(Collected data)

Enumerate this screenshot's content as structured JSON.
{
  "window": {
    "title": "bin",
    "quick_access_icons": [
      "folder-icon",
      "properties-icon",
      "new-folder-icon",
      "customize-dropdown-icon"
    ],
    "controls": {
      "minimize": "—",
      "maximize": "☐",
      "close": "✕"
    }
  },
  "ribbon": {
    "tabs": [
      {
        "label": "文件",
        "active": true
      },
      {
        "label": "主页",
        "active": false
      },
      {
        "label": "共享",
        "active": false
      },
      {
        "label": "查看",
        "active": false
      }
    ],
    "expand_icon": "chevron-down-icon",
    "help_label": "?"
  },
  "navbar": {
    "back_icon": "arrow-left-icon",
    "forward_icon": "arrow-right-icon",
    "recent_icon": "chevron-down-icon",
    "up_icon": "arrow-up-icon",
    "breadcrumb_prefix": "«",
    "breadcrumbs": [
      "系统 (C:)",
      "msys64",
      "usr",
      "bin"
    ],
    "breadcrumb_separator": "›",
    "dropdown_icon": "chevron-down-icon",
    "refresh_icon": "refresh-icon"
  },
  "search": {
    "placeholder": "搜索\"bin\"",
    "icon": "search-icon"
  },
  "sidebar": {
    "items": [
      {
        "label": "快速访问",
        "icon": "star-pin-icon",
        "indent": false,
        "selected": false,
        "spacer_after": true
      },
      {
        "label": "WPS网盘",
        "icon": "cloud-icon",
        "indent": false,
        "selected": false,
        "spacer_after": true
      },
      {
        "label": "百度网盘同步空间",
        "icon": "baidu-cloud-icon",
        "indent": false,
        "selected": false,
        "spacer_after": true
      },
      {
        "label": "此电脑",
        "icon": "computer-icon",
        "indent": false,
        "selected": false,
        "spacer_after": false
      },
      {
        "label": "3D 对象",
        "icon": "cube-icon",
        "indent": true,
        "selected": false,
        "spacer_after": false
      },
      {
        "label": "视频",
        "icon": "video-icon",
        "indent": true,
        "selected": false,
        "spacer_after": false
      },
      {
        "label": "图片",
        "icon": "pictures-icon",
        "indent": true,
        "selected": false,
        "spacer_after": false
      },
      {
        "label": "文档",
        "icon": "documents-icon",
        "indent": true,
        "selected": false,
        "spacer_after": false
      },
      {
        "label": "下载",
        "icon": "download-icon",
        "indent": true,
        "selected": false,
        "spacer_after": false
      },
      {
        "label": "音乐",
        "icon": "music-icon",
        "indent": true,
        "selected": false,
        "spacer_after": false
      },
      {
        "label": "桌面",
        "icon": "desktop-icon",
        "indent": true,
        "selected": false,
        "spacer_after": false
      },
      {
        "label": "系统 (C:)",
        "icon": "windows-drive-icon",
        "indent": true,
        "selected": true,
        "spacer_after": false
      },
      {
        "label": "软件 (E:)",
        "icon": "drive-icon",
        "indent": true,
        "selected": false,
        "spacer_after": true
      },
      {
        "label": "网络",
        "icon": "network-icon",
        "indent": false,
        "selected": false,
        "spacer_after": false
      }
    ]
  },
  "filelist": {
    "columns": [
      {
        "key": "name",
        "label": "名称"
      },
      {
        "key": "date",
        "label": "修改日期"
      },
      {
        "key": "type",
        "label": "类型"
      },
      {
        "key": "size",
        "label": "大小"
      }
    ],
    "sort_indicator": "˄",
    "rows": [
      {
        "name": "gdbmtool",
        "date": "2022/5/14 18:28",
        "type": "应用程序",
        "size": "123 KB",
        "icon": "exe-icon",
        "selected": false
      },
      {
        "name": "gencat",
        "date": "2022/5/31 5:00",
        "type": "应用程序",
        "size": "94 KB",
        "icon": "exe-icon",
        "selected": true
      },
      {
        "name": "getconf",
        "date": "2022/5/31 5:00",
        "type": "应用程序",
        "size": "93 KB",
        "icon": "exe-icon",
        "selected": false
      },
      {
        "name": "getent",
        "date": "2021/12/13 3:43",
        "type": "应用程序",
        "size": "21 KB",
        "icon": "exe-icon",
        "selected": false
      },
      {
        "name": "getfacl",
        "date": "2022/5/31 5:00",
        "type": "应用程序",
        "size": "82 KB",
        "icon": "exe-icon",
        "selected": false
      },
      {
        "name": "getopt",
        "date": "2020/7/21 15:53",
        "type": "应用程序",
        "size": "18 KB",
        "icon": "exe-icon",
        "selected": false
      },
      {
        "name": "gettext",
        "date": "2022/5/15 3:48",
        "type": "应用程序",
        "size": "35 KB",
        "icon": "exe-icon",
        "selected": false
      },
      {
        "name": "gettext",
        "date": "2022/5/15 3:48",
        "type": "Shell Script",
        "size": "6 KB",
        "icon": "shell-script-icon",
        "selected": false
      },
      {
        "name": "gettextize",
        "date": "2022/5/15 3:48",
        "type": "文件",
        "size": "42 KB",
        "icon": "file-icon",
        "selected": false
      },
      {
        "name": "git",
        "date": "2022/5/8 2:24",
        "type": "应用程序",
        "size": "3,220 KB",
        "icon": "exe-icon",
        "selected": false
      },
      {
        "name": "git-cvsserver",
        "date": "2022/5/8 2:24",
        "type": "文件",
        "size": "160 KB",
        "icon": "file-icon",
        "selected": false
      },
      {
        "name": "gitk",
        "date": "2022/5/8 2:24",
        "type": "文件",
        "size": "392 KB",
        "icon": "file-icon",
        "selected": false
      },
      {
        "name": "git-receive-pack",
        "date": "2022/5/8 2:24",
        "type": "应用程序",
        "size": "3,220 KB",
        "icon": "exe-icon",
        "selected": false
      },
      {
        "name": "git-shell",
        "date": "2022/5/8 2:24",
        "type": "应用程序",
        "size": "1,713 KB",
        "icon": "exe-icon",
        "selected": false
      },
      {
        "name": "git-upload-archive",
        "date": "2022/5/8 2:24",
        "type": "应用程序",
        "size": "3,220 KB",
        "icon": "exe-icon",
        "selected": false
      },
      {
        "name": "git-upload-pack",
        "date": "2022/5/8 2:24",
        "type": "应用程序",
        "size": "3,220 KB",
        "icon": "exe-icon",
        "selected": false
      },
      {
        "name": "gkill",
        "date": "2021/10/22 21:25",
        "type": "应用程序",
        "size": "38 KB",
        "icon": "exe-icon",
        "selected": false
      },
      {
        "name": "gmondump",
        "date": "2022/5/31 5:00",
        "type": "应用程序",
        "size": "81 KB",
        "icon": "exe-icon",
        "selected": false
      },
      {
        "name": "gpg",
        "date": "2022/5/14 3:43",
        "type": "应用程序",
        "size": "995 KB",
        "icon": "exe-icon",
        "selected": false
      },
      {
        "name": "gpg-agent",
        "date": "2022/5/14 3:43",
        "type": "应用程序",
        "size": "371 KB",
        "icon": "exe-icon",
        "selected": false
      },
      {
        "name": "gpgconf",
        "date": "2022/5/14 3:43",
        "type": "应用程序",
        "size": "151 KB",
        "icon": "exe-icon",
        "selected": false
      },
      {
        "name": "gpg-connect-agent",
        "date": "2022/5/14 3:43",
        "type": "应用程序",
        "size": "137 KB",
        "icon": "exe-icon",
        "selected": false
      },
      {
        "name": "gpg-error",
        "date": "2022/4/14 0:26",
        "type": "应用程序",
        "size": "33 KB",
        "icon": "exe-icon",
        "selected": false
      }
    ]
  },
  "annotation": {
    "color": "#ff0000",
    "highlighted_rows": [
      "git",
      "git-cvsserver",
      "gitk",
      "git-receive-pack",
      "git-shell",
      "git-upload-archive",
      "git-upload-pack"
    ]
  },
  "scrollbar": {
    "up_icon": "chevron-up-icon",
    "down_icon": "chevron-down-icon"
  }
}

What to produce. What is the number of lines in the listing that contain the string "upload"? Reply with that number alone.

Task answer. 4